Dataset records
---------------

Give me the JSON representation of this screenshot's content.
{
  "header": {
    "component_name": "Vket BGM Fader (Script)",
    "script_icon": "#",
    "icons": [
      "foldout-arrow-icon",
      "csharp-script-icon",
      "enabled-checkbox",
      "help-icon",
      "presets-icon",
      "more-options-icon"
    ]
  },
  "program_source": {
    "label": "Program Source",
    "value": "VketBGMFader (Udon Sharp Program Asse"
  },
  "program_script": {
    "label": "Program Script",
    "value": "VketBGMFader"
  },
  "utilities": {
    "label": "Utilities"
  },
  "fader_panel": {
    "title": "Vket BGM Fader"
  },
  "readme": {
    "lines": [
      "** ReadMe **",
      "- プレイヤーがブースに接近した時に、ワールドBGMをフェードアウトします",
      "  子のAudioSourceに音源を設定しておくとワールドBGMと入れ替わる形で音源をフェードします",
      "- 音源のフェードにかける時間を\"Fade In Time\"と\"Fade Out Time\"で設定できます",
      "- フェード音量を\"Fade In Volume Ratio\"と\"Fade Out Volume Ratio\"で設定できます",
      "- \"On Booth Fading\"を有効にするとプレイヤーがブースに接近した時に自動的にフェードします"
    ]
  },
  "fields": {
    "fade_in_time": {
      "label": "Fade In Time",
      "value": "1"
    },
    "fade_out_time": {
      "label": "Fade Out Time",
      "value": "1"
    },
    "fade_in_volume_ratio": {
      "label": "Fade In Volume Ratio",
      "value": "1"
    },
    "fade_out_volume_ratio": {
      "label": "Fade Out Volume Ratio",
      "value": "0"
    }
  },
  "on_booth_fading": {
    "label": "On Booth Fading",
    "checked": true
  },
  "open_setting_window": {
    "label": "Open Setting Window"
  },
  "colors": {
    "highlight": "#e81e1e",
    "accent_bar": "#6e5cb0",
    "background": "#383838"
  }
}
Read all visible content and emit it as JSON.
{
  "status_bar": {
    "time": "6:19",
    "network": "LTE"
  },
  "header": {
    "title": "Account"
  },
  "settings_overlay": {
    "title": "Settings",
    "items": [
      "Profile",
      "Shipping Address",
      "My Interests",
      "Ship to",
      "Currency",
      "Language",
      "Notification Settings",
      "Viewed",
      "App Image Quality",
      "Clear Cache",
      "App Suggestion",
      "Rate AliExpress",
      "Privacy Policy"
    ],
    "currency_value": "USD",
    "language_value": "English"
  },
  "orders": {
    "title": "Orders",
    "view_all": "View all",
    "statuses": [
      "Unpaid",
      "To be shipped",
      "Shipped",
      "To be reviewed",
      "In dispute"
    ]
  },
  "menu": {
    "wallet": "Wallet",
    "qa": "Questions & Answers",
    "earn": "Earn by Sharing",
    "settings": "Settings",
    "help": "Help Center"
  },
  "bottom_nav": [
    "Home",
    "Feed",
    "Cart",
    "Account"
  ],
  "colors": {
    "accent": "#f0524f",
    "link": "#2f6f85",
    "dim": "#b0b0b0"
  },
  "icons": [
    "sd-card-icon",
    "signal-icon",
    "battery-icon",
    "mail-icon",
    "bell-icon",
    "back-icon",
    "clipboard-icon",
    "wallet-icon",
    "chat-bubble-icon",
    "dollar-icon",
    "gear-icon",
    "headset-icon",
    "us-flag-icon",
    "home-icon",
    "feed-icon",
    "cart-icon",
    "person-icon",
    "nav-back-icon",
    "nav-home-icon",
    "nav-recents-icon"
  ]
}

---------------

» **REQUIRED TASK**: The whole listing above needs to be written out again exactly.

» **REPLY TO THE TASK**:
Give me the JSON representation of this screenshot's content.
{
  "header": {
    "component_name": "Vket BGM Fader (Script)",
    "script_icon": "#",
    "icons": [
      "foldout-arrow-icon",
      "csharp-script-icon",
      "enabled-checkbox",
      "help-icon",
      "presets-icon",
      "more-options-icon"
    ]
  },
  "program_source": {
    "label": "Program Source",
    "value": "VketBGMFader (Udon Sharp Program Asse"
  },
  "program_script": {
    "label": "Program Script",
    "value": "VketBGMFader"
  },
  "utilities": {
    "label": "Utilities"
  },
  "fader_panel": {
    "title": "Vket BGM Fader"
  },
  "readme": {
    "lines": [
      "** ReadMe **",
      "- プレイヤーがブースに接近した時に、ワールドBGMをフェードアウトします",
      "  子のAudioSourceに音源を設定しておくとワールドBGMと入れ替わる形で音源をフェードします",
      "- 音源のフェードにかける時間を\"Fade In Time\"と\"Fade Out Time\"で設定できます",
      "- フェード音量を\"Fade In Volume Ratio\"と\"Fade Out Volume Ratio\"で設定できます",
      "- \"On Booth Fading\"を有効にするとプレイヤーがブースに接近した時に自動的にフェードします"
    ]
  },
  "fields": {
    "fade_in_time": {
      "label": "Fade In Time",
      "value": "1"
    },
    "fade_out_time": {
      "label": "Fade Out Time",
      "value": "1"
    },
    "fade_in_volume_ratio": {
      "label": "Fade In Volume Ratio",
      "value": "1"
    },
    "fade_out_volume_ratio": {
      "label": "Fade Out Volume Ratio",
      "value": "0"
    }
  },
  "on_booth_fading": {
    "label": "On Booth Fading",
    "checked": true
  },
  "open_setting_window": {
    "label": "Open Setting Window"
  },
  "colors": {
    "highlight": "#e81e1e",
    "accent_bar": "#6e5cb0",
    "background": "#383838"
  }
}
Read all visible content and emit it as JSON.
{
  "status_bar": {
    "time": "6:19",
    "network": "LTE"
  },
  "header": {
    "title": "Account"
  },
  "settings_overlay": {
    "title": "Settings",
    "items": [
      "Profile",
      "Shipping Address",
      "My Interests",
      "Ship to",
      "Currency",
      "Language",
      "Notification Settings",
      "Viewed",
      "App Image Quality",
      "Clear Cache",
      "App Suggestion",
      "Rate AliExpress",
      "Privacy Policy"
    ],
    "currency_value": "USD",
    "language_value": "English"
  },
  "orders": {
    "title": "Orders",
    "view_all": "View all",
    "statuses": [
      "Unpaid",
      "To be shipped",
      "Shipped",
      "To be reviewed",
      "In dispute"
    ]
  },
  "menu": {
    "wallet": "Wallet",
    "qa": "Questions & Answers",
    "earn": "Earn by Sharing",
    "settings": "Settings",
    "help": "Help Center"
  },
  "bottom_nav": [
    "Home",
    "Feed",
    "Cart",
    "Account"
  ],
  "colors": {
    "accent": "#f0524f",
    "link": "#2f6f85",
    "dim": "#b0b0b0"
  },
  "icons": [
    "sd-card-icon",
    "signal-icon",
    "battery-icon",
    "mail-icon",
    "bell-icon",
    "back-icon",
    "clipboard-icon",
    "wallet-icon",
    "chat-bubble-icon",
    "dollar-icon",
    "gear-icon",
    "headset-icon",
    "us-flag-icon",
    "home-icon",
    "feed-icon",
    "cart-icon",
    "person-icon",
    "nav-back-icon",
    "nav-home-icon",
    "nav-recents-icon"
  ]
}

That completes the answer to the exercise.